* start Available records *
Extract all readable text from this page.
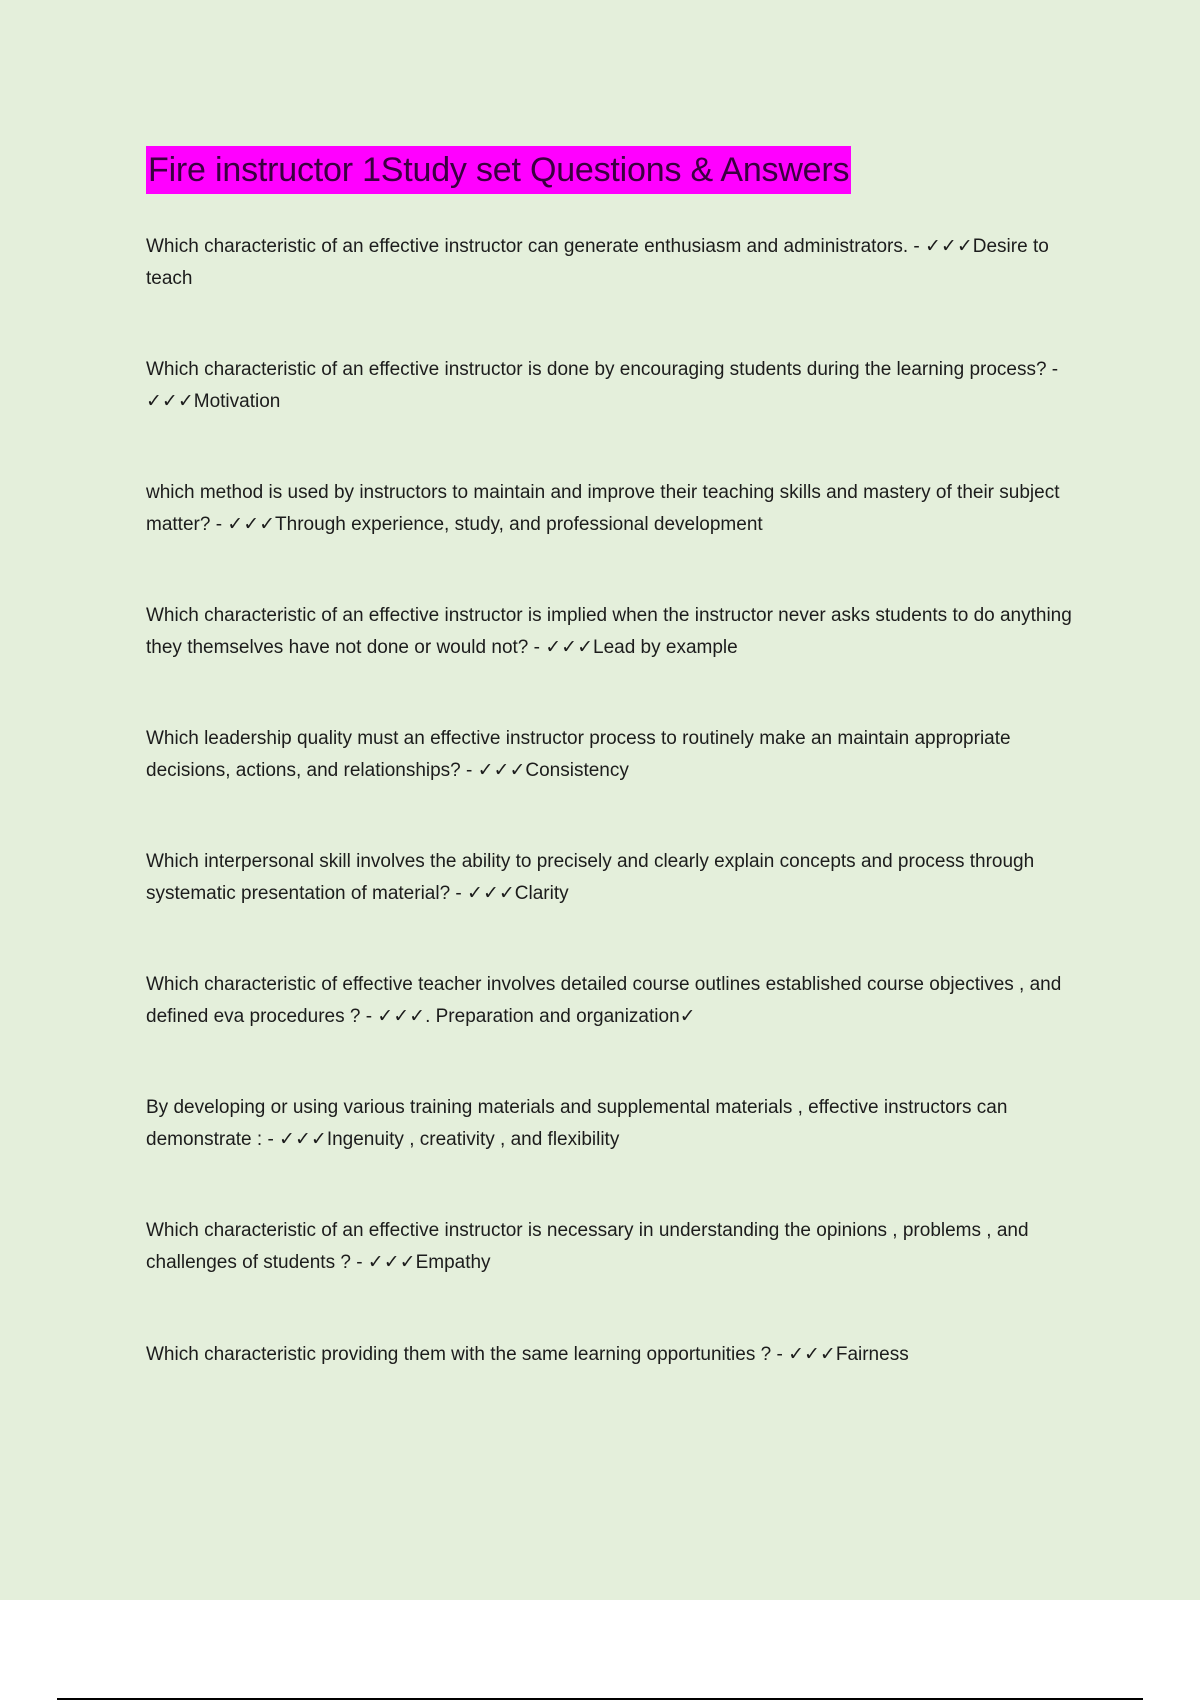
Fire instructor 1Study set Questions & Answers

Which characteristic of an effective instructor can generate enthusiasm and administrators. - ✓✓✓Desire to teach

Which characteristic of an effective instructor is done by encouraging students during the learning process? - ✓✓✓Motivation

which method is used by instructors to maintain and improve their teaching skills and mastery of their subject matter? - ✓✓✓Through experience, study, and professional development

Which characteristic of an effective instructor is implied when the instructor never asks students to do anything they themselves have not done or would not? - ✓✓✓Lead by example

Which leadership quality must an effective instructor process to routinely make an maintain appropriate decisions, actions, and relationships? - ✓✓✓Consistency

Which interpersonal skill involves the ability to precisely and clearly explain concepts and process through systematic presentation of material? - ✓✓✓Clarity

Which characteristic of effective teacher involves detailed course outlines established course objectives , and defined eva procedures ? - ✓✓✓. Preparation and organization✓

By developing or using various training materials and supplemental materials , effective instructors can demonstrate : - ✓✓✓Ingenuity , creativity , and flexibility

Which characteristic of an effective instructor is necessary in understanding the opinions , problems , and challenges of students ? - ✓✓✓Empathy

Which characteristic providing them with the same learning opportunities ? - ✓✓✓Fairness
* end Available records *
Extract every line from the records above that contains the word "instructors".

▶ _Result for this exercise_:
which method is used by instructors to maintain and improve their teaching skills and mastery of their subject matter? - ✓✓✓Through experience, study, and professional development
By developing or using various training materials and supplemental materials , effective instructors can demonstrate : - ✓✓✓Ingenuity , creativity , and flexibility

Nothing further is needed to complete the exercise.